-- START OF Text shown --

It is conceded by the parties that the principal question to be determined in this suit is whether or not the contract of April 3, 1911, is a contract entire or a divisible contract. The determination of this question requires a consideration of the contract of April 3 and the bill of sale of April 26. The latter having been given in compliance with requirements in the former, the two must be construed together in order to determine the rights of the parties.

The contract of April 3 appears to have been carefully drawn. The provisions relating to the sale of the four cars in lot one and the three cars in lot two are separate and distinct and contained in separate paragraphs. It first provides: "That the party of the first part has this day sold, and does hereby sell, to the second party 4 Badger automobiles, being 2 cars of type D, 1 car of type B, and 1 car of type C, all equipped as specified in the first party's catalogue of 1911, and in payment for said cars, the second party has agreed to convey to the first party, as soon as the title papers can be perfected, 200 acres of land in Custer county, Nebraska." Here follows the description of the land. It further provides that the lands will be conveyed by warranty deed, free from all incumbrances except a mortgage for $ 1,300, and interest on the same from the first of the month in which the contract was made; that an abstract is to be furnished, etc.; and that as soon as the deed and abstract are delivered to the first party it will ship one of the cars; and that the four automobiles covered by this sale shall be designated as "lot one." Here we find a separate and distinct sale by defendant to H. E. Wilcox of four cars designated as lot one, in consideration of the conveyance to defendant of 200 acres of land in Custer county, subject to a mortgage for $ 1,300.

-- END OF Text shown --
-- START OF Dataset --

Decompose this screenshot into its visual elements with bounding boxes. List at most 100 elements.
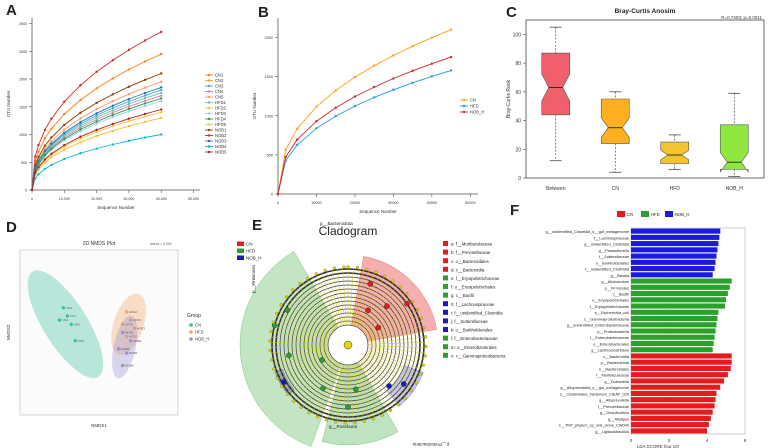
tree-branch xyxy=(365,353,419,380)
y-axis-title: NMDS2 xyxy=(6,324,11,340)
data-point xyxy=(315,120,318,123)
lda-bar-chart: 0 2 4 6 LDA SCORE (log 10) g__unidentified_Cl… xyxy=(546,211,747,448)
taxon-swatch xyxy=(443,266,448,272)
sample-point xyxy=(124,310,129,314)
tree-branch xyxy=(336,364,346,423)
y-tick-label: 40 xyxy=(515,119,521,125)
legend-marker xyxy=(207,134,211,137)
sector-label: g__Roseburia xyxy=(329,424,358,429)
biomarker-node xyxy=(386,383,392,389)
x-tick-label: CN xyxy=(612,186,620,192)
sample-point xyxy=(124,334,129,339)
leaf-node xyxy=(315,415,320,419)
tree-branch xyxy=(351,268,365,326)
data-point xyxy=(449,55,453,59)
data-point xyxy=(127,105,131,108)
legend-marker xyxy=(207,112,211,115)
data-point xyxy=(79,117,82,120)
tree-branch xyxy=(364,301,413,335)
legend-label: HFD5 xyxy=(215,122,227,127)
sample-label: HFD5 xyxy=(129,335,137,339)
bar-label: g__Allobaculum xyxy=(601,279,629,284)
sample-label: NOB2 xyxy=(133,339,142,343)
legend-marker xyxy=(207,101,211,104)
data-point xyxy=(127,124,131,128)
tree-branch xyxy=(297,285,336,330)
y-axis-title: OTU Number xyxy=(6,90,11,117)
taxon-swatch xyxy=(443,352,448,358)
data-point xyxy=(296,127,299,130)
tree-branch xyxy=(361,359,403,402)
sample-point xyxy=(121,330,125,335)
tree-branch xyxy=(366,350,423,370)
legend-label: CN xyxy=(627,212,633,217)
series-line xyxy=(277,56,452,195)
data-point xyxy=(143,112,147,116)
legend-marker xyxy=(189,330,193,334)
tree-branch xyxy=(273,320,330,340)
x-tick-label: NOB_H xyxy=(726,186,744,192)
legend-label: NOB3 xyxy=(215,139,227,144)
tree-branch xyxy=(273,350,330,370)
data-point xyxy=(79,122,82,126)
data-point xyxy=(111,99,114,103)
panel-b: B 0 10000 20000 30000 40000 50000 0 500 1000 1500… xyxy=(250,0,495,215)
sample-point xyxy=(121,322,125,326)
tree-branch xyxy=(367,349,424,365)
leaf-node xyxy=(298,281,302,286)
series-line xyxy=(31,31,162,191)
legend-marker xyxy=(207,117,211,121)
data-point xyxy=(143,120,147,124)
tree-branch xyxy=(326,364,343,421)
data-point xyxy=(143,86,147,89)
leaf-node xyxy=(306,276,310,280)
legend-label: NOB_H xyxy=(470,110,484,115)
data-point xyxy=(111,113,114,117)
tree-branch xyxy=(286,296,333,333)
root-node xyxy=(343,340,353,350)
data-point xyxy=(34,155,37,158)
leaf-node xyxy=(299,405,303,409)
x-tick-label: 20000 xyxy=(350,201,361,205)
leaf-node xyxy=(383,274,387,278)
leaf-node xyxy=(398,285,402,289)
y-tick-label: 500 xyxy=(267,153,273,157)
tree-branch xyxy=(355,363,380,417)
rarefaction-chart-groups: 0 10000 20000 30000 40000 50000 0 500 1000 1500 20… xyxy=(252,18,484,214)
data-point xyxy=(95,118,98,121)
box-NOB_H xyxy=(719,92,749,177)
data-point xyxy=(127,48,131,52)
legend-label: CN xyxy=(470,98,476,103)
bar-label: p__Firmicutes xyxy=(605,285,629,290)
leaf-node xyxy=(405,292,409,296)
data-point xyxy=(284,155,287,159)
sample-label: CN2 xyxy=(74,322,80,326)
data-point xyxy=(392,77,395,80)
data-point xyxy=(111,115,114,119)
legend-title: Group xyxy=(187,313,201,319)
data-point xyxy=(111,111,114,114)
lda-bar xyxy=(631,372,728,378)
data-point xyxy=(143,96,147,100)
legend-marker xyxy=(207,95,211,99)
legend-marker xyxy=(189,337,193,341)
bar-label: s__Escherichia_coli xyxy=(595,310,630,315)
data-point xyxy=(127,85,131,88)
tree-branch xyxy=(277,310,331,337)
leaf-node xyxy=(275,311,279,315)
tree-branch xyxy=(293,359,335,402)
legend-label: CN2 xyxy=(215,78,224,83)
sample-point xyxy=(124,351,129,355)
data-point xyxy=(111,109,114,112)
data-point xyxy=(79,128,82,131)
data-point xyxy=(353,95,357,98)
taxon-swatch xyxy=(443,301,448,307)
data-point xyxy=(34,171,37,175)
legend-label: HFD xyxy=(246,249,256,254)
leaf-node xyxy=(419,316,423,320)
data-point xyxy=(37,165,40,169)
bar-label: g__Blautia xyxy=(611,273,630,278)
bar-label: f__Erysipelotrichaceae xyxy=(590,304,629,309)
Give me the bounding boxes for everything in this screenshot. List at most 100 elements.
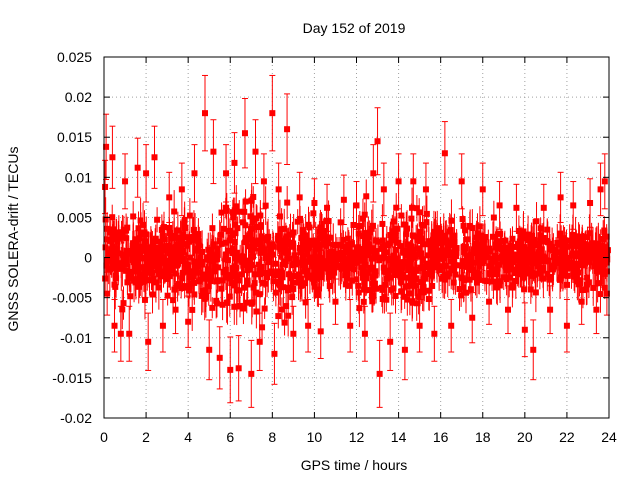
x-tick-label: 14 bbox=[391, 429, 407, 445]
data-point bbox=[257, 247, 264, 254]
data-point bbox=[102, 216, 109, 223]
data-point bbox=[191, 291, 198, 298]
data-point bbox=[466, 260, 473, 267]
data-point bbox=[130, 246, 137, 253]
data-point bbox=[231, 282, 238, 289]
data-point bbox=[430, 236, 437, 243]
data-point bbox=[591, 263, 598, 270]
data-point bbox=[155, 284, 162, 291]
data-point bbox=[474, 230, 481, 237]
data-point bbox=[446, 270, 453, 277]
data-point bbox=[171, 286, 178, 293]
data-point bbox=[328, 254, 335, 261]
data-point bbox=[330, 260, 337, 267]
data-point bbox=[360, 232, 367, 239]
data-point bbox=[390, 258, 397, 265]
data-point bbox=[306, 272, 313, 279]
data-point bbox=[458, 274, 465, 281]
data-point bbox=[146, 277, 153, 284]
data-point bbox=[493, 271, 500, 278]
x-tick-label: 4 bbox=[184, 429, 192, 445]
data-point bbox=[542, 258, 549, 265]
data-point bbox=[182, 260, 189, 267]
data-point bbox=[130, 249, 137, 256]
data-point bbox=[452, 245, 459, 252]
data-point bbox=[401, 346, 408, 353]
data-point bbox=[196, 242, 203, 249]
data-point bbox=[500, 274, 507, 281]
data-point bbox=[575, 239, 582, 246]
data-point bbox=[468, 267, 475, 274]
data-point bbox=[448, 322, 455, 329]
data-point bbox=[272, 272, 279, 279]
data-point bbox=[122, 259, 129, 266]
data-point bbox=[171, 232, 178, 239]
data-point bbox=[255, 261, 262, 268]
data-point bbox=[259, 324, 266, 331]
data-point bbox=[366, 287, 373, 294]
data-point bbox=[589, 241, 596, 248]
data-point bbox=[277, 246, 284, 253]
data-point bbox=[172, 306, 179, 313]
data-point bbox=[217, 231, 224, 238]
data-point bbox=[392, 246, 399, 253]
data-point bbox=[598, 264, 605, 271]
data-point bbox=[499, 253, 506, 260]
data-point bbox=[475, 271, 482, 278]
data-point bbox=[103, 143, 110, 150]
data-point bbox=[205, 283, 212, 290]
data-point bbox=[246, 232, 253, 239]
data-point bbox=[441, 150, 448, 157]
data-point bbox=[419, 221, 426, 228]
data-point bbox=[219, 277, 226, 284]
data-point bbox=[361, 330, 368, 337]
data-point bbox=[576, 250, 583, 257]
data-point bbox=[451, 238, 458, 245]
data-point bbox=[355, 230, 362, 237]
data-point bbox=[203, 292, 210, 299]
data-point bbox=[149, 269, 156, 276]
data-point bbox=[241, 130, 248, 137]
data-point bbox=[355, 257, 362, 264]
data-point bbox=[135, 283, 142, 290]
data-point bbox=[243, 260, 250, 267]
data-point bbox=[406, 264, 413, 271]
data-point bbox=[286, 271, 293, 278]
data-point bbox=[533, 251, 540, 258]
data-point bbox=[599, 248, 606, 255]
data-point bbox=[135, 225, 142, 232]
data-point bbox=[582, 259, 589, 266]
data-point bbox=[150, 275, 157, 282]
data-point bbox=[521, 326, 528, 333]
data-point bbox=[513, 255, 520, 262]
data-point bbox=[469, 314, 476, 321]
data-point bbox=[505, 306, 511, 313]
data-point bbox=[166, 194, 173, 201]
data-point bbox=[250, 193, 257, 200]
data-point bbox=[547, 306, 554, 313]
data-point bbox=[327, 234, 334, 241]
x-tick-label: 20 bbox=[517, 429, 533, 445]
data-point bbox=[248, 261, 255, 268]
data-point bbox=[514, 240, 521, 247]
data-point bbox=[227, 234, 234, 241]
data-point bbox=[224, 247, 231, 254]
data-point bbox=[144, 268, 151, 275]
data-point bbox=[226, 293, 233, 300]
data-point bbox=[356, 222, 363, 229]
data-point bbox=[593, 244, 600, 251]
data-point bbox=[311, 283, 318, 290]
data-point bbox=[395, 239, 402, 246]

-- END OF Dataset --

Exercise directions – Continue the passage on the April 3, 1911 automobile contract, starting after its last sentence.

Answer to the task –
The next paragraph provides: "It is further agreed that the first party has sold to the second party, and the second party has purchased, and does hereby purchase, from the party of the first part, in addition to lot one, 3 Badger automobiles, to be known and designated as lot two, to be delivered f. o. b. cars at Columbus, Wisconsin, within a reasonable time after being ordered, and on or before September 1, 1911, and that the second party shall pay for the automobiles in lot two the sum of $ 1,500 less a 25 per cent. discount per car for type D, and $ 1,250, less a discount of 20 per cent. for types B and C." It then provides for an additional discount for all cars which the party of the second part might sell in excess of five cars. Here we have a separate and distinct contract for the sale of three cars under a separate and distinct designation as lot two. It further provides: "It is further mutually agreed, that the second party shall have the option, as to lot two, of designating the number of automobiles he wishes of the three types above named." No such option is anywhere given in the contract as to the types of the cars to be delivered under lot one.

Then come two separate paragraphs of the contract which clearly show: First, how these cars were to be paid for; and, second, how they were to be delivered. The two paragraphs are as follows:

"It is further mutually...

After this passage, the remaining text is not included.